→ Material provided
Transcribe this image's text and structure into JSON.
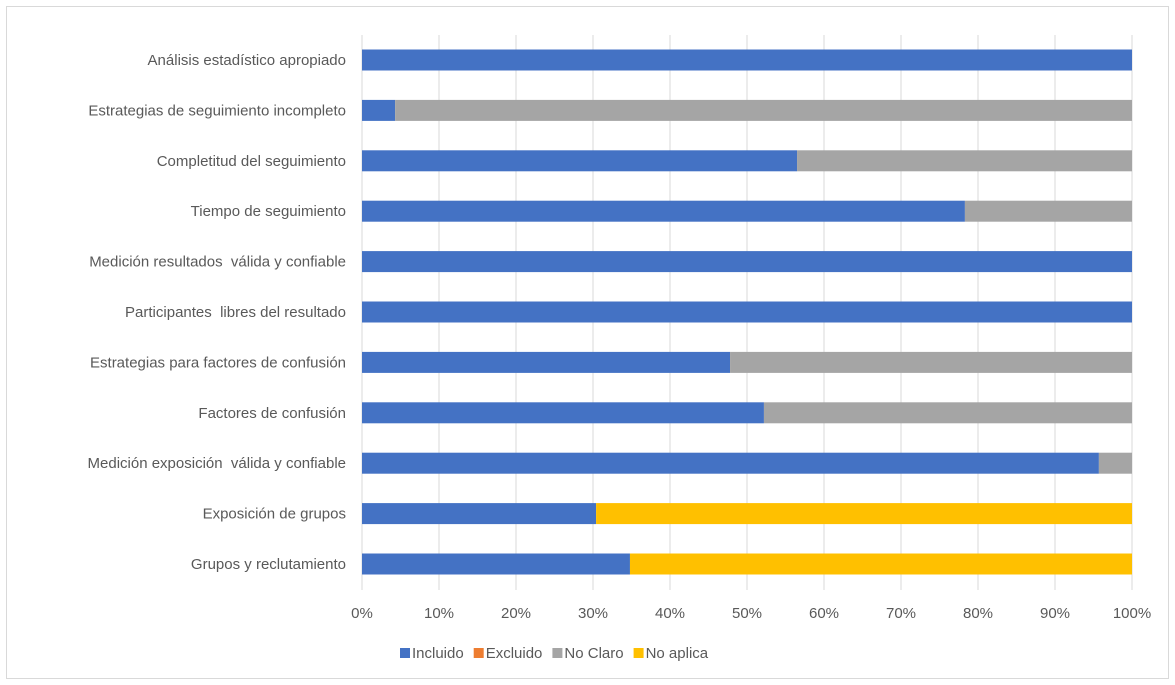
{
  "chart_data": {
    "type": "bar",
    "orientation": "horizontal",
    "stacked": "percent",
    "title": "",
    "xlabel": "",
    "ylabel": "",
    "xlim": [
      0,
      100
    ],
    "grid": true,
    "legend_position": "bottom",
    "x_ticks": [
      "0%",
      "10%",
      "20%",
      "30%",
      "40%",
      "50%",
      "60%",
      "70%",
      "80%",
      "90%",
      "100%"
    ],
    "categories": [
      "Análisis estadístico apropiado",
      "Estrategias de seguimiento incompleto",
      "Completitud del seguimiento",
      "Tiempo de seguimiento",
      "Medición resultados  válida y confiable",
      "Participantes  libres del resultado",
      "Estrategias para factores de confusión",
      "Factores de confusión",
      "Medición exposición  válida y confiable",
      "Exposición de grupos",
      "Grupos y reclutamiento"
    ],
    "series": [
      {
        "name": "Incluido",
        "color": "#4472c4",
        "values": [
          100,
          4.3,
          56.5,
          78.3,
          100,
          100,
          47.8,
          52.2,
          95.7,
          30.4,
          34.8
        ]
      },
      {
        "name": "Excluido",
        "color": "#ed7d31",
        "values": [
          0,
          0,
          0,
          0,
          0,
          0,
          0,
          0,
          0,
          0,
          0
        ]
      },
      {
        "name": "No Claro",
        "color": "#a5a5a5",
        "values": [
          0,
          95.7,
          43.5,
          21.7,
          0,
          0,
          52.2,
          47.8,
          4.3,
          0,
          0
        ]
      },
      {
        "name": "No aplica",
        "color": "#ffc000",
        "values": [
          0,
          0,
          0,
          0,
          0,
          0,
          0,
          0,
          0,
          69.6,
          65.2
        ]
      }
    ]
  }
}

==

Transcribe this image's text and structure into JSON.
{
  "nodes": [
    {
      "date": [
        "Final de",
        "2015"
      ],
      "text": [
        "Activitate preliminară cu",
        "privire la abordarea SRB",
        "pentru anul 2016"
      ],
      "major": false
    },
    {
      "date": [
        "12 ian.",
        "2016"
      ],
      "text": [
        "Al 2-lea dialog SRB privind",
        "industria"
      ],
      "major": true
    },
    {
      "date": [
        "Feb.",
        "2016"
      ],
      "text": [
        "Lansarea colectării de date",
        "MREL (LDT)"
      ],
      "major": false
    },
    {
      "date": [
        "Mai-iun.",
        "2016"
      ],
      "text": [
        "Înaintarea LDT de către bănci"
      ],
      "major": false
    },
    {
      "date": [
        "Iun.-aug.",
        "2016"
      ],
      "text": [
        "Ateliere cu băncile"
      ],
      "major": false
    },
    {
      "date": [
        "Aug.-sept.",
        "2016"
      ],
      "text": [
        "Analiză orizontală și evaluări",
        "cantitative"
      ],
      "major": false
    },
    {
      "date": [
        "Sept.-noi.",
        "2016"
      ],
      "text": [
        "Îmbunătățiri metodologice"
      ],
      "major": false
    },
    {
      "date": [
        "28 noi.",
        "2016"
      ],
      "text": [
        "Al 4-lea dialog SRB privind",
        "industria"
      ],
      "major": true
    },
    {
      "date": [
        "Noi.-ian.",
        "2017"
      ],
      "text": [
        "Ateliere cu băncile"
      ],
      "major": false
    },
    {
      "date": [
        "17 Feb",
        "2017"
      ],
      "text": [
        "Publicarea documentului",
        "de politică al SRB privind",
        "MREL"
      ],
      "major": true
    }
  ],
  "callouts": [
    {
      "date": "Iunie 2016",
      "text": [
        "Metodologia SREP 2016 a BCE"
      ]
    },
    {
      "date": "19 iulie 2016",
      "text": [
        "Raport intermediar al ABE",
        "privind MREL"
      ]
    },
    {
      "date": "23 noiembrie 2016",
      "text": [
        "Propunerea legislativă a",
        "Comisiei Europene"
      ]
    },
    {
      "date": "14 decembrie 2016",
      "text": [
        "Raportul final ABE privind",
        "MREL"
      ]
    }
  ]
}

→ Written instruction
Show all lines in the entries above where the word "válida" appears.

→ Completed task
      "Medición resultados  válida y confiable",
      "Medición exposición  válida y confiable",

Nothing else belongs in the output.